--- Short task ---
Reproduce the forum thread below about sexing a bushynose pleco, word for word from start to finish.

--- Excerpted passage ---
# Is this a male bushynose pleco?



## Gunz (Feb 24, 2013)

Ok to start out I'm not a beginner freshwater aquarist I'm just so paranoid ill get this wrong that I have to ask someone. I recently bought this guy with one of my tanks in hope to start breeding albino bushy nose plecos. I've done tons and tons of research about them so far and how to sex them but im still a little paranoid and need someone to tell me for sure then I should be good to go. Im almost a 100% sure that this guy is a male, am I right? :-?


----------



## lohachata (Jan 27, 2006)

yep...it's a male alright..


----------



## Gunz (Feb 24, 2013)

Haha awesome thank you very much sir. Now I can for sure start looking for a mature female while my 30 gal breeder is cycling.


----------



## CoryDee (Aug 26, 2014)

Lovely looking male there 
Before you start breeding make sure you have a market for the fry, bristlenose are prolific breeders once they get going, you don't want to end up with tanks full of fish you can't sell.

--- Data records ---
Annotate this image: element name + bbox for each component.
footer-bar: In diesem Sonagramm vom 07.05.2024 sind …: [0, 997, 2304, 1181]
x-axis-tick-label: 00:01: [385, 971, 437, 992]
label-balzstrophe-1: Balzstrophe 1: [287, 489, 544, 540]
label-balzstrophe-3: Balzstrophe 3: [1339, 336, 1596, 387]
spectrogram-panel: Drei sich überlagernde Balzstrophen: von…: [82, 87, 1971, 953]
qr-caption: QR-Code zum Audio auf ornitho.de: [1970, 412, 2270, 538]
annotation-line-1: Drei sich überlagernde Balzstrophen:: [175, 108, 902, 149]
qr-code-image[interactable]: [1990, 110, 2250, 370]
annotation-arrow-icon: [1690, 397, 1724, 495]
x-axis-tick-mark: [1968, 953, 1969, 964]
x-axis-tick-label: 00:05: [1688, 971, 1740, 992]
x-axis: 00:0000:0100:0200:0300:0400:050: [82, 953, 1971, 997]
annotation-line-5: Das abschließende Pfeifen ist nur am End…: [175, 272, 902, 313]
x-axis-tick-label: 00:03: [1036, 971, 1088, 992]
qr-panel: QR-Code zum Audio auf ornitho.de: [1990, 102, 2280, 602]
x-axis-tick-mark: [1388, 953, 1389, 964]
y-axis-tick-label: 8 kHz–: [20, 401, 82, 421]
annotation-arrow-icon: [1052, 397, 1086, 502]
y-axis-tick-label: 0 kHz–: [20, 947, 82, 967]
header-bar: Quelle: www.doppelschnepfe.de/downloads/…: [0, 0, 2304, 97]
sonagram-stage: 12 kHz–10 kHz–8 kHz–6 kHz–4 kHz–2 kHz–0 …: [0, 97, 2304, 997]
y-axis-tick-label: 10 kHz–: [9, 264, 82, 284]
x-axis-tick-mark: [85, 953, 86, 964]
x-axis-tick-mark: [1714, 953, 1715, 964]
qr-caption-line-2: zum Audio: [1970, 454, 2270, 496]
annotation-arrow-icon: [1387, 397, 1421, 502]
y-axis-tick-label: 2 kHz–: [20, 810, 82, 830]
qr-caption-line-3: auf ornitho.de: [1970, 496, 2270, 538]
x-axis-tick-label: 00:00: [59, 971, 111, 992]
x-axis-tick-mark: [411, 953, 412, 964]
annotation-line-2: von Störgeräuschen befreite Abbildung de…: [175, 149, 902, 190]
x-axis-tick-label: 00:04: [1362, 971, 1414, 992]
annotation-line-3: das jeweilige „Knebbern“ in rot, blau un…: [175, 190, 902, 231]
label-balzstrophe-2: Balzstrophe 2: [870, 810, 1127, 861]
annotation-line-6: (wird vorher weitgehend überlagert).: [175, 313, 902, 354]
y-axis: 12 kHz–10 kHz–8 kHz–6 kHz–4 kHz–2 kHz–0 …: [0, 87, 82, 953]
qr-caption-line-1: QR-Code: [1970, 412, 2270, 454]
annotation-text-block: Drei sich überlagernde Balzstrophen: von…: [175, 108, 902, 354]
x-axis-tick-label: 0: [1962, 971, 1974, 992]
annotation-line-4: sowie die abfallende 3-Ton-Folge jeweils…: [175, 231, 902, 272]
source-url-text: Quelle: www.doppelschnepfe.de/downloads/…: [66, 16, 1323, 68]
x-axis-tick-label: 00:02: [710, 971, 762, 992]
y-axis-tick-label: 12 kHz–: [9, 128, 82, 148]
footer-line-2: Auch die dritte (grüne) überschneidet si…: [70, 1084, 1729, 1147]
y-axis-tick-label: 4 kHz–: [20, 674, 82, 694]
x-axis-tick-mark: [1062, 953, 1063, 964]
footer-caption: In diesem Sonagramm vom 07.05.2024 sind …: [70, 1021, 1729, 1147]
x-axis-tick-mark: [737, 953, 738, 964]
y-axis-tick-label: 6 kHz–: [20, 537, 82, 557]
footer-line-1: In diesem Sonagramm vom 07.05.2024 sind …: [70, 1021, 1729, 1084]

--- Task solution ---
# Is this a male bushynose pleco?



## Gunz (Feb 24, 2013)

Ok to start out I'm not a beginner freshwater aquarist I'm just so paranoid ill get this wrong that I have to ask someone. I recently bought this guy with one of my tanks in hope to start breeding albino bushy nose plecos. I've done tons and tons of research about them so far and how to sex them but im still a little paranoid and need someone to tell me for sure then I should be good to go. Im almost a 100% sure that this guy is a male, am I right? :-?


----------



## lohachata (Jan 27, 2006)

yep...it's a male alright..


----------



## Gunz (Feb 24, 2013)

Haha awesome thank you very much sir. Now I can for sure start looking for a mature female while my 30 gal breeder is cycling.


----------



## CoryDee (Aug 26, 2014)

Lovely looking male there 
Before you start breeding make sure you have a market for the fry, bristlenose are prolific breeders once they get going, you don't want to end up with tanks full of fish you can't sell.